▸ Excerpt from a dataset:
::::

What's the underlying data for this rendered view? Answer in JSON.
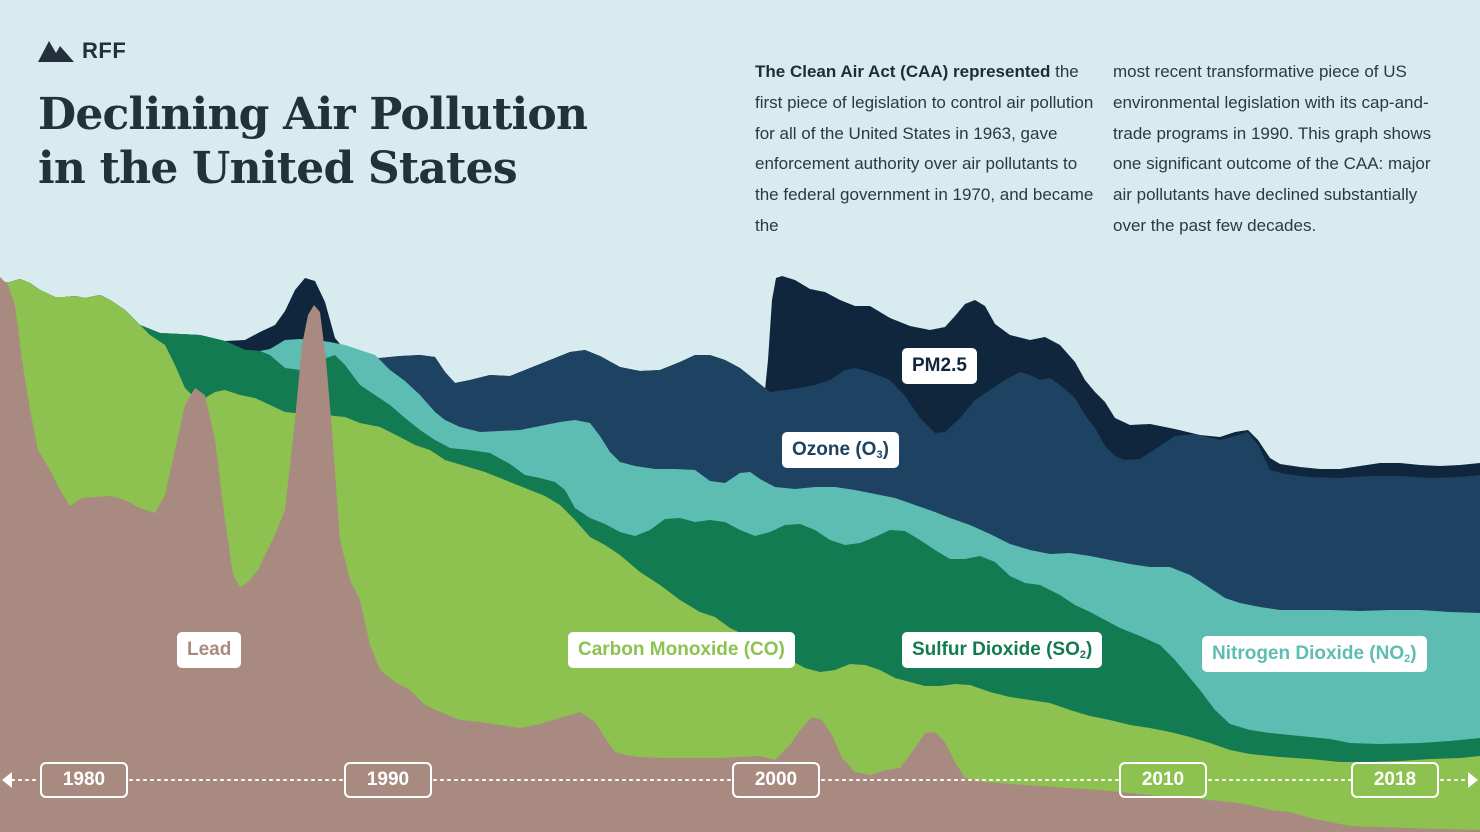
{
  "brand": {
    "name": "RFF"
  },
  "title": {
    "line1": "Declining Air Pollution",
    "line2": "in the United States"
  },
  "intro": {
    "bold": "The Clean Air Act (CAA) represented",
    "col1": "the first piece of legislation to control air pollution for all of the United States in 1963, gave enforcement authority over air pollutants to the federal government in 1970, and became the",
    "col2": "most recent transformative piece of US environmental legislation with its cap-and-trade programs in 1990. This graph shows one significant outcome of the CAA: major air pollutants have declined substantially over the past few decades."
  },
  "colors": {
    "background": "#d8ecef",
    "lead": "#a98a80",
    "co": "#8dc150",
    "so2": "#127b52",
    "no2": "#5dbdb2",
    "ozone": "#1e4262",
    "pm25": "#10263d"
  },
  "chart_data": {
    "type": "area",
    "stacked": true,
    "x_axis": {
      "ticks": [
        "1980",
        "1990",
        "2000",
        "2010",
        "2018"
      ]
    },
    "series": [
      {
        "key": "lead",
        "label_main": "Lead",
        "label_sub": "",
        "label_tail": ""
      },
      {
        "key": "co",
        "label_main": "Carbon Monoxide (CO)",
        "label_sub": "",
        "label_tail": ""
      },
      {
        "key": "so2",
        "label_main": "Sulfur Dioxide (SO",
        "label_sub": "2",
        "label_tail": ")"
      },
      {
        "key": "no2",
        "label_main": "Nitrogen Dioxide (NO",
        "label_sub": "2",
        "label_tail": ")"
      },
      {
        "key": "ozone",
        "label_main": "Ozone (O",
        "label_sub": "3",
        "label_tail": ")"
      },
      {
        "key": "pm25",
        "label_main": "PM2.5",
        "label_sub": "",
        "label_tail": ""
      }
    ]
  }
}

::::

Search the records for the word "pollutants" and copy every line where it occurs.

▸ THE RESPONSE:
    "col1": "the first piece of legislation to control air pollution for all of the United States in 1963, gave enforcement authority over air pollutants to the federal government in 1970, and became the",
    "col2": "most recent transformative piece of US environmental legislation with its cap-and-trade programs in 1990. This graph shows one significant outcome of the CAA: major air pollutants have declined substantially over the past few decades."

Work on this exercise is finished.